### TASK TO COMPLETE
Retype everything in the listing, leaving each line exactly as it is.

### RECORD EXTRACTS
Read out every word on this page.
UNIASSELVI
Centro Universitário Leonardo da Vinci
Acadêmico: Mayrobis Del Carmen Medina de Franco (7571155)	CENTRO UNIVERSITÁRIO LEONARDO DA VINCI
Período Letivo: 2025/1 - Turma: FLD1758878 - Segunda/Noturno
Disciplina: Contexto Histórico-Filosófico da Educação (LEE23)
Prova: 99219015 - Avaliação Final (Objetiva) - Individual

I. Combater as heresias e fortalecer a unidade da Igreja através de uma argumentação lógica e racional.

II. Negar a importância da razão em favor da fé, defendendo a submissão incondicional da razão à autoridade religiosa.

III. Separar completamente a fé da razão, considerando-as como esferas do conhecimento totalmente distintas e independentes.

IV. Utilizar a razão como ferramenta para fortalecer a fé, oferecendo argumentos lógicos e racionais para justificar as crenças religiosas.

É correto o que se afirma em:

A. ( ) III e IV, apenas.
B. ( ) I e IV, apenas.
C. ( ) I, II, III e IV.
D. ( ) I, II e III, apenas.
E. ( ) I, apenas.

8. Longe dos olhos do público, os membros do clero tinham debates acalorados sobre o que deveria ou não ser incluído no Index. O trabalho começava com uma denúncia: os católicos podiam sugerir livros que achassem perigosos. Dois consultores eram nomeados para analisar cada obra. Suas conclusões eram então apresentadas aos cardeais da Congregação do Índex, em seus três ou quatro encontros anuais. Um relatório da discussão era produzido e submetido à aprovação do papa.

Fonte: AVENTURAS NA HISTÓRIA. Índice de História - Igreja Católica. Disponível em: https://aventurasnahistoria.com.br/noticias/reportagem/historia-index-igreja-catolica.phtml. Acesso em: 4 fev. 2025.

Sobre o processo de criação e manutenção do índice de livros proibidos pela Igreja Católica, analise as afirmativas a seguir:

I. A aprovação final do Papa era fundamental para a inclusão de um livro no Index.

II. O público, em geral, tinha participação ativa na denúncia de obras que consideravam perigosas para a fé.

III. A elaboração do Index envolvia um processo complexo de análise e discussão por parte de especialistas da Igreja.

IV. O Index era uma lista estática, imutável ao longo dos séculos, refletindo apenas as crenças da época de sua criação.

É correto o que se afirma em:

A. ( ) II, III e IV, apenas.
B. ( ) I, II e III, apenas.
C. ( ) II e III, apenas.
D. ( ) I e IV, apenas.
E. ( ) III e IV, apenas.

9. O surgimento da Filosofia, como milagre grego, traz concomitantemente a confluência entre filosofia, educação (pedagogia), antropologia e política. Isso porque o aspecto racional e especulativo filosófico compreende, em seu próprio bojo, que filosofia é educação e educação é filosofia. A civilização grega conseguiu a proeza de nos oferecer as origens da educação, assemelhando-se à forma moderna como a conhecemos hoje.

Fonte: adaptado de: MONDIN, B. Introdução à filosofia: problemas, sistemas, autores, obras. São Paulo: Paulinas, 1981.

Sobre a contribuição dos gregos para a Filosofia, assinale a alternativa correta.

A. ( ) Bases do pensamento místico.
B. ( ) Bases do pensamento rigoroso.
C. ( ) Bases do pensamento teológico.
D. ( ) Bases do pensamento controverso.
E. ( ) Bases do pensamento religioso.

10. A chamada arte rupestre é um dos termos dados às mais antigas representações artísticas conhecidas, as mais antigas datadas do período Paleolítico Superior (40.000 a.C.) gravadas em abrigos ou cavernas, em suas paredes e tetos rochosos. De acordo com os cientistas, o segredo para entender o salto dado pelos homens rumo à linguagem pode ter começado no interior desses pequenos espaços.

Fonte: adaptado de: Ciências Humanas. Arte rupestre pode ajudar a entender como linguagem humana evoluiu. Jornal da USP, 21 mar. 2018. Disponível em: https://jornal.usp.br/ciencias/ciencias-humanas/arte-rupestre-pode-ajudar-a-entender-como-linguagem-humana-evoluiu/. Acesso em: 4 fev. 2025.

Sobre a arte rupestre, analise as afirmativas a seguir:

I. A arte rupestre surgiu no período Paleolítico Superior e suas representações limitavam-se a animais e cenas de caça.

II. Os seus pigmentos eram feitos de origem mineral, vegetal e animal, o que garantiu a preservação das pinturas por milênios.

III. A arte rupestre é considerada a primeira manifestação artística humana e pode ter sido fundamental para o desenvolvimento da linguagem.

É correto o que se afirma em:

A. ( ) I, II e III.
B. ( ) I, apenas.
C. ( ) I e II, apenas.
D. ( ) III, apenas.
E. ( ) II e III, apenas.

### FINISHED EXERCISE
Read out every word on this page.
UNIASSELVI
Centro Universitário Leonardo da Vinci
Acadêmico: Mayrobis Del Carmen Medina de Franco (7571155)	CENTRO UNIVERSITÁRIO LEONARDO DA VINCI
Período Letivo: 2025/1 - Turma: FLD1758878 - Segunda/Noturno
Disciplina: Contexto Histórico-Filosófico da Educação (LEE23)
Prova: 99219015 - Avaliação Final (Objetiva) - Individual

I. Combater as heresias e fortalecer a unidade da Igreja através de uma argumentação lógica e racional.

II. Negar a importância da razão em favor da fé, defendendo a submissão incondicional da razão à autoridade religiosa.

III. Separar completamente a fé da razão, considerando-as como esferas do conhecimento totalmente distintas e independentes.

IV. Utilizar a razão como ferramenta para fortalecer a fé, oferecendo argumentos lógicos e racionais para justificar as crenças religiosas.

É correto o que se afirma em:

A. ( ) III e IV, apenas.
B. ( ) I e IV, apenas.
C. ( ) I, II, III e IV.
D. ( ) I, II e III, apenas.
E. ( ) I, apenas.

8. Longe dos olhos do público, os membros do clero tinham debates acalorados sobre o que deveria ou não ser incluído no Index. O trabalho começava com uma denúncia: os católicos podiam sugerir livros que achassem perigosos. Dois consultores eram nomeados para analisar cada obra. Suas conclusões eram então apresentadas aos cardeais da Congregação do Índex, em seus três ou quatro encontros anuais. Um relatório da discussão era produzido e submetido à aprovação do papa.

Fonte: AVENTURAS NA HISTÓRIA. Índice de História - Igreja Católica. Disponível em: https://aventurasnahistoria.com.br/noticias/reportagem/historia-index-igreja-catolica.phtml. Acesso em: 4 fev. 2025.

Sobre o processo de criação e manutenção do índice de livros proibidos pela Igreja Católica, analise as afirmativas a seguir:

I. A aprovação final do Papa era fundamental para a inclusão de um livro no Index.

II. O público, em geral, tinha participação ativa na denúncia de obras que consideravam perigosas para a fé.

III. A elaboração do Index envolvia um processo complexo de análise e discussão por parte de especialistas da Igreja.

IV. O Index era uma lista estática, imutável ao longo dos séculos, refletindo apenas as crenças da época de sua criação.

É correto o que se afirma em:

A. ( ) II, III e IV, apenas.
B. ( ) I, II e III, apenas.
C. ( ) II e III, apenas.
D. ( ) I e IV, apenas.
E. ( ) III e IV, apenas.

9. O surgimento da Filosofia, como milagre grego, traz concomitantemente a confluência entre filosofia, educação (pedagogia), antropologia e política. Isso porque o aspecto racional e especulativo filosófico compreende, em seu próprio bojo, que filosofia é educação e educação é filosofia. A civilização grega conseguiu a proeza de nos oferecer as origens da educação, assemelhando-se à forma moderna como a conhecemos hoje.

Fonte: adaptado de: MONDIN, B. Introdução à filosofia: problemas, sistemas, autores, obras. São Paulo: Paulinas, 1981.

Sobre a contribuição dos gregos para a Filosofia, assinale a alternativa correta.

A. ( ) Bases do pensamento místico.
B. ( ) Bases do pensamento rigoroso.
C. ( ) Bases do pensamento teológico.
D. ( ) Bases do pensamento controverso.
E. ( ) Bases do pensamento religioso.

10. A chamada arte rupestre é um dos termos dados às mais antigas representações artísticas conhecidas, as mais antigas datadas do período Paleolítico Superior (40.000 a.C.) gravadas em abrigos ou cavernas, em suas paredes e tetos rochosos. De acordo com os cientistas, o segredo para entender o salto dado pelos homens rumo à linguagem pode ter começado no interior desses pequenos espaços.

Fonte: adaptado de: Ciências Humanas. Arte rupestre pode ajudar a entender como linguagem humana evoluiu. Jornal da USP, 21 mar. 2018. Disponível em: https://jornal.usp.br/ciencias/ciencias-humanas/arte-rupestre-pode-ajudar-a-entender-como-linguagem-humana-evoluiu/. Acesso em: 4 fev. 2025.

Sobre a arte rupestre, analise as afirmativas a seguir:

I. A arte rupestre surgiu no período Paleolítico Superior e suas representações limitavam-se a animais e cenas de caça.

II. Os seus pigmentos eram feitos de origem mineral, vegetal e animal, o que garantiu a preservação das pinturas por milênios.

III. A arte rupestre é considerada a primeira manifestação artística humana e pode ter sido fundamental para o desenvolvimento da linguagem.

É correto o que se afirma em:

A. ( ) I, II e III.
B. ( ) I, apenas.
C. ( ) I e II, apenas.
D. ( ) III, apenas.
E. ( ) II e III, apenas.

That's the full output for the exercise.